Supplied text |
──────────────────────────────

Because of its unique combination of flavors, tarragon can elevate many of your dishes.
Since it is a less common herb, tarragon may not be a typical kitchen staple.
What if tarragon is called for in your recipe, but you don’t have any? Not to fret.
There are several other herbs that can take the place of tarragon in your recipe.
Before we look at some of the best substitutes for tarragon, we need to have a good understanding of what tarragon tastes like and some recipes it is commonly used in.
What is Tarragon?
Tarragon, also known as Estragon, is a green leafy herb that is common in French cuisine. It is also used in other Mediterranean and European dishes.
In France, tarragon is referred to as “the king of herbs” due to its ability to improve the flavor of dishes it is used in.
With tough woody stems and thin glossy leaves, tarragon is a perennial herb that belongs in the sunflower family. It has tiny green or yellow-white flowers.
Tarragon has a unique taste. It has both a bitterness and a sweetness that is reminiscent of licorice, vanilla, and mint.
It has a slight resemblance to fennel and anise, but is more intense. The warmness and coolness somehow balance each other out.

──────────────────────────────

Provided material |
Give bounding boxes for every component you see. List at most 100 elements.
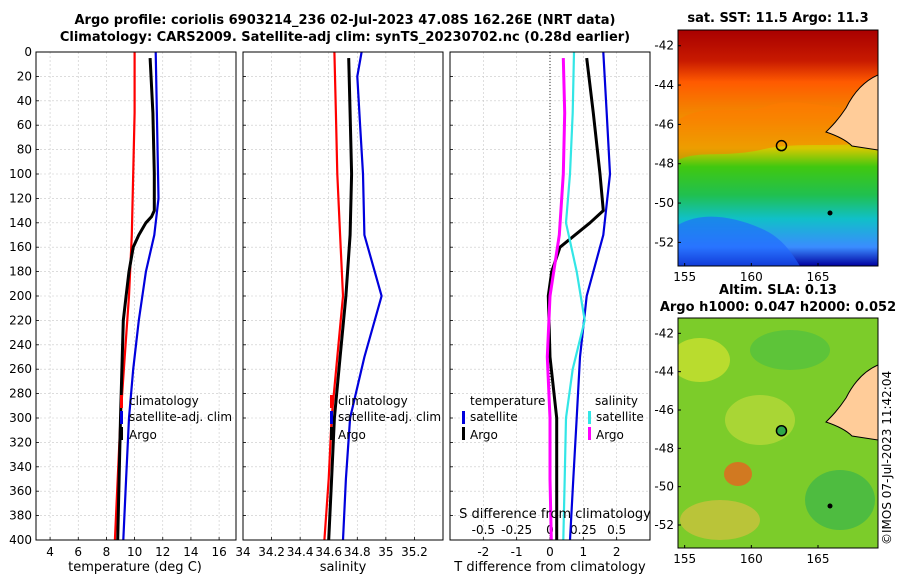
y-tick-label: 60 — [17, 118, 32, 132]
figure-title-line2: Climatology: CARS2009. Satellite-adj cli… — [60, 30, 630, 45]
x-tick-label: 16 — [211, 545, 226, 559]
temperature-profile-panel: 0 20 40 60 80 100 120 140 160 180 200 220 240 260 280 3… — [9, 45, 237, 559]
map-y-tick-label: -44 — [654, 365, 674, 379]
difference-xlabel-top: S difference from climatology — [459, 507, 651, 522]
x-tick-label: 6 — [74, 545, 82, 559]
map-y-tick-label: -46 — [654, 403, 674, 417]
salinity-xlabel: salinity — [320, 560, 367, 575]
legend-swatch-satellite — [330, 411, 333, 424]
y-tick-label: 20 — [17, 69, 32, 83]
x-tick-label: -1 — [511, 545, 523, 559]
y-tick-label: 40 — [17, 94, 32, 108]
temperature-xlabel: temperature (deg C) — [68, 560, 202, 575]
top-x-tick-label: 0.25 — [570, 523, 597, 537]
sla-patch — [678, 338, 730, 382]
legend-swatch-s-satellite — [588, 411, 591, 424]
legend-label-climatology: climatology — [129, 394, 199, 408]
legend-swatch-t-argo — [462, 427, 465, 440]
x-tick-label: -2 — [477, 545, 489, 559]
x-tick-label: 34.2 — [258, 545, 285, 559]
argo-line — [327, 58, 354, 540]
map-frame — [677, 29, 879, 267]
y-tick-label: 240 — [9, 338, 32, 352]
map-x-tick-label: 155 — [673, 270, 696, 284]
sla-map-title-line1: Altim. SLA: 0.13 — [719, 283, 837, 298]
x-tick-label: 35 — [378, 545, 393, 559]
map-y-tick-label: -48 — [654, 441, 674, 455]
map-x-tick-label: 165 — [807, 270, 830, 284]
y-tick-label: 400 — [9, 533, 32, 547]
legend-swatch-satellite — [120, 411, 123, 424]
top-x-tick-label: -0.25 — [501, 523, 532, 537]
y-tick-label: 100 — [9, 167, 32, 181]
x-tick-label: 14 — [183, 545, 198, 559]
x-tick-label: 34 — [235, 545, 250, 559]
temperature-satellite-line — [568, 52, 612, 540]
y-tick-label: 200 — [9, 289, 32, 303]
x-tick-label: 34.4 — [287, 545, 314, 559]
x-tick-label: 0 — [546, 545, 554, 559]
y-tick-label: 320 — [9, 435, 32, 449]
salinity-legend: climatology satellite-adj. clim Argo — [330, 394, 441, 442]
climatology-line — [323, 52, 345, 540]
salinity-argo-line — [545, 58, 567, 540]
figure-title-line1: Argo profile: coriolis 6903214_236 02-Ju… — [75, 13, 616, 28]
top-x-tick-label: -0.5 — [472, 523, 495, 537]
map-y-tick-label: -48 — [654, 157, 674, 171]
sla-patch — [750, 330, 830, 370]
map-y-tick-label: -46 — [654, 117, 674, 131]
sst-map-title: sat. SST: 11.5 Argo: 11.3 — [687, 11, 868, 26]
sla-argo-marker — [775, 424, 788, 437]
y-tick-label: 220 — [9, 313, 32, 327]
legend-label-satellite: satellite-adj. clim — [129, 410, 232, 424]
legend-swatch-argo — [330, 427, 333, 440]
legend-label-s-satellite: satellite — [596, 410, 644, 424]
y-tick-label: 300 — [9, 411, 32, 425]
map-y-tick-label: -52 — [654, 235, 674, 249]
x-tick-label: 12 — [155, 545, 170, 559]
legend-label-argo: Argo — [129, 428, 157, 442]
sla-island — [827, 503, 833, 509]
map-y-tick-label: -52 — [654, 518, 674, 532]
satellite-adj-clim-line — [122, 52, 160, 540]
sst-island — [827, 210, 833, 216]
legend-swatch-climatology — [330, 395, 333, 408]
legend-label-satellite: satellite-adj. clim — [338, 410, 441, 424]
legend-label-argo: Argo — [338, 428, 366, 442]
legend-label-t-satellite: satellite — [470, 410, 518, 424]
x-tick-label: 1 — [580, 545, 588, 559]
sla-patch — [725, 395, 795, 445]
y-tick-label: 280 — [9, 387, 32, 401]
difference-profile-panel: -2 -1 0 1 2-0.5 -0.25 0 0.25 0.5 — [449, 51, 651, 559]
temperature-legend: climatology satellite-adj. clim Argo — [120, 394, 232, 442]
y-tick-label: 340 — [9, 460, 32, 474]
legend-swatch-climatology — [120, 395, 123, 408]
map-y-tick-label: -44 — [654, 78, 674, 92]
plot-frame — [35, 51, 237, 541]
map-frame — [677, 317, 879, 549]
legend-swatch-argo — [120, 427, 123, 440]
salinity-satellite-line — [562, 52, 586, 540]
x-tick-label: 34.6 — [315, 545, 342, 559]
y-tick-label: 140 — [9, 216, 32, 230]
y-tick-label: 160 — [9, 240, 32, 254]
sla-land — [825, 364, 878, 441]
x-tick-label: 10 — [127, 545, 142, 559]
y-tick-label: 80 — [17, 143, 32, 157]
x-tick-label: 8 — [103, 545, 111, 559]
plot-frame — [449, 51, 651, 541]
sst-map-axes: 155 160 165 -42 -44 -46 -48 -50 -52 — [654, 29, 879, 284]
top-x-tick-label: 0.5 — [607, 523, 626, 537]
temperature-argo-line — [546, 57, 605, 540]
difference-xlabel: T difference from climatology — [453, 560, 646, 575]
sla-patch — [805, 470, 875, 530]
difference-legend: temperature satellite Argo salinity sate… — [462, 394, 644, 442]
legend-label-s-argo: Argo — [596, 428, 624, 442]
sst-front-patch — [678, 102, 878, 160]
legend-label-t-argo: Argo — [470, 428, 498, 442]
legend-swatch-t-satellite — [462, 411, 465, 424]
y-tick-label: 360 — [9, 484, 32, 498]
sla-map — [678, 318, 878, 548]
plot-frame — [242, 51, 444, 541]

──────────────────────────────

Work to do |
• a. From the tarragon article, return the section that begins with the words containing "What is Tarragon?" and ends with "or yellow-white flowers.", copied word for word.
• b. According to the tarragon article, which plant family does tarragon belong to?
• c. Summarize the tarragon article in two sentences.

Outputs in order |
• a.
What is Tarragon?
Tarragon, also known as Estragon, is a green leafy herb that is common in French cuisine. It is also used in other Mediterranean and European dishes.
In France, tarragon is referred to as “the king of herbs” due to its ability to improve the flavor of dishes it is used in.
With tough woody stems and thin glossy leaves, tarragon is a perennial herb that belongs in the sunflower family. It has tiny green or yellow-white flowers.

• b. The sunflower family.

• c. Tarragon, also known as Estragon, is a green leafy perennial herb common in French cuisine, where it is called "the king of herbs." It has a bitter yet sweet taste reminiscent of licorice, vanilla, and mint, and since it may not be a kitchen staple, several other herbs can take its place in a recipe.